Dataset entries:
## begin

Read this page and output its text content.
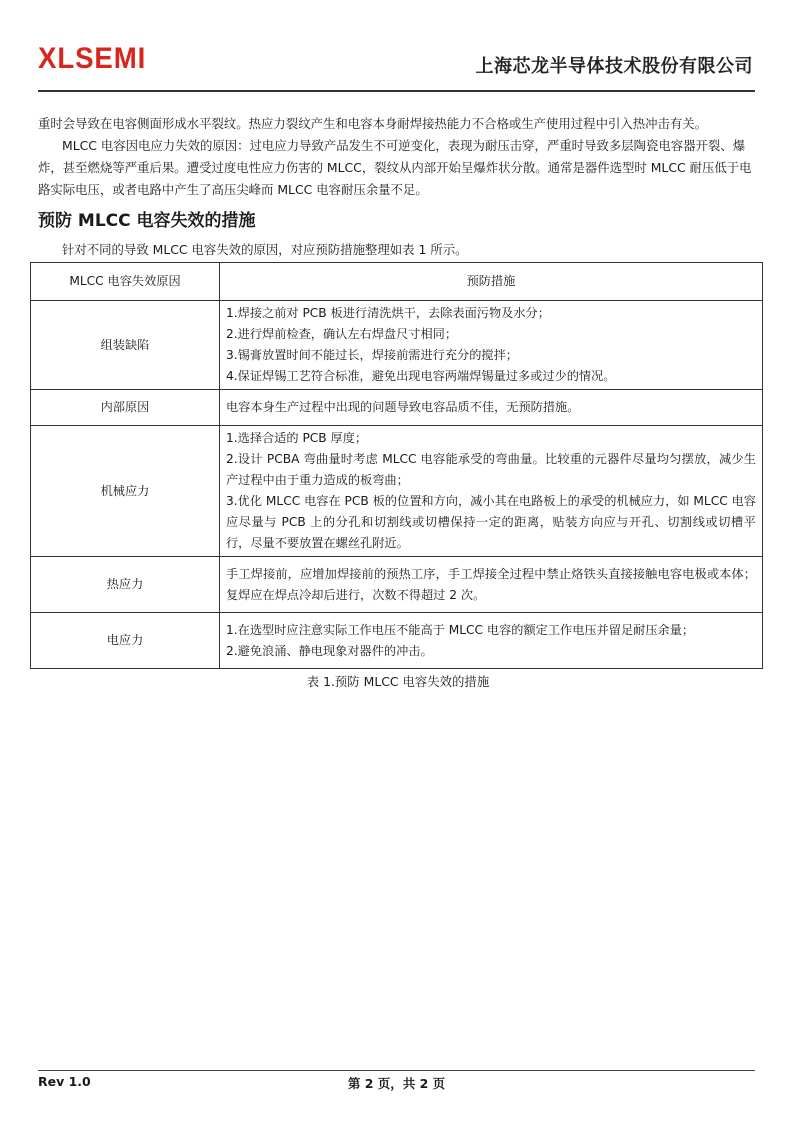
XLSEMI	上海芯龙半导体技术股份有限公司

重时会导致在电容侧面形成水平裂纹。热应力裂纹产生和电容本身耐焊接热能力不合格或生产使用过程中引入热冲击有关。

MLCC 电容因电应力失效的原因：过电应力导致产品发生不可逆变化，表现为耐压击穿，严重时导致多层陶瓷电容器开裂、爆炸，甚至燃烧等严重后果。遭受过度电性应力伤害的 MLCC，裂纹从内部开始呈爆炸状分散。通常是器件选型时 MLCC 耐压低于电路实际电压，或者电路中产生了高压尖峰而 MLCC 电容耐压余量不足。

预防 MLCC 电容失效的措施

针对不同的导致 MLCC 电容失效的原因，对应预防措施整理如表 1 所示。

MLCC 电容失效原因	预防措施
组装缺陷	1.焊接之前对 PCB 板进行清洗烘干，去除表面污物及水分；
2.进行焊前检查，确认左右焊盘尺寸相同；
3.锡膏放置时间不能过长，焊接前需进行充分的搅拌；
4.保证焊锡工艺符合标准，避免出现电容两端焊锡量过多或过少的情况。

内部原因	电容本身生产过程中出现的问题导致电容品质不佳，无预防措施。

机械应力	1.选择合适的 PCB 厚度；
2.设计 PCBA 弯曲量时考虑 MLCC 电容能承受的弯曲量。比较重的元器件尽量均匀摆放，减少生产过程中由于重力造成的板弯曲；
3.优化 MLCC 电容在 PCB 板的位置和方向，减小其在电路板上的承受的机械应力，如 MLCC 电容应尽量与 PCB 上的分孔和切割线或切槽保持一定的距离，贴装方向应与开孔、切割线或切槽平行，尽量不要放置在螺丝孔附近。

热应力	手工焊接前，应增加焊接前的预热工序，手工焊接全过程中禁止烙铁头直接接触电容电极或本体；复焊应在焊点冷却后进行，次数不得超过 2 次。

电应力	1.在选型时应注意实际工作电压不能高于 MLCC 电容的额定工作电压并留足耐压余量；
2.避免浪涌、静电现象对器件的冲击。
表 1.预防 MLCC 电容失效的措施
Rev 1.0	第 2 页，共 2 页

## end

• **Written exercise**:
Quote the data above in full and without alteration; skip the pictures.

• **Written response**:
Read this page and output its text content.
XLSEMI	上海芯龙半导体技术股份有限公司

重时会导致在电容侧面形成水平裂纹。热应力裂纹产生和电容本身耐焊接热能力不合格或生产使用过程中引入热冲击有关。

MLCC 电容因电应力失效的原因：过电应力导致产品发生不可逆变化，表现为耐压击穿，严重时导致多层陶瓷电容器开裂、爆炸，甚至燃烧等严重后果。遭受过度电性应力伤害的 MLCC，裂纹从内部开始呈爆炸状分散。通常是器件选型时 MLCC 耐压低于电路实际电压，或者电路中产生了高压尖峰而 MLCC 电容耐压余量不足。

预防 MLCC 电容失效的措施

针对不同的导致 MLCC 电容失效的原因，对应预防措施整理如表 1 所示。

MLCC 电容失效原因	预防措施
组装缺陷	1.焊接之前对 PCB 板进行清洗烘干，去除表面污物及水分；
2.进行焊前检查，确认左右焊盘尺寸相同；
3.锡膏放置时间不能过长，焊接前需进行充分的搅拌；
4.保证焊锡工艺符合标准，避免出现电容两端焊锡量过多或过少的情况。

内部原因	电容本身生产过程中出现的问题导致电容品质不佳，无预防措施。

机械应力	1.选择合适的 PCB 厚度；
2.设计 PCBA 弯曲量时考虑 MLCC 电容能承受的弯曲量。比较重的元器件尽量均匀摆放，减少生产过程中由于重力造成的板弯曲；
3.优化 MLCC 电容在 PCB 板的位置和方向，减小其在电路板上的承受的机械应力，如 MLCC 电容应尽量与 PCB 上的分孔和切割线或切槽保持一定的距离，贴装方向应与开孔、切割线或切槽平行，尽量不要放置在螺丝孔附近。

热应力	手工焊接前，应增加焊接前的预热工序，手工焊接全过程中禁止烙铁头直接接触电容电极或本体；复焊应在焊点冷却后进行，次数不得超过 2 次。

电应力	1.在选型时应注意实际工作电压不能高于 MLCC 电容的额定工作电压并留足耐压余量；
2.避免浪涌、静电现象对器件的冲击。
表 1.预防 MLCC 电容失效的措施
Rev 1.0	第 2 页，共 2 页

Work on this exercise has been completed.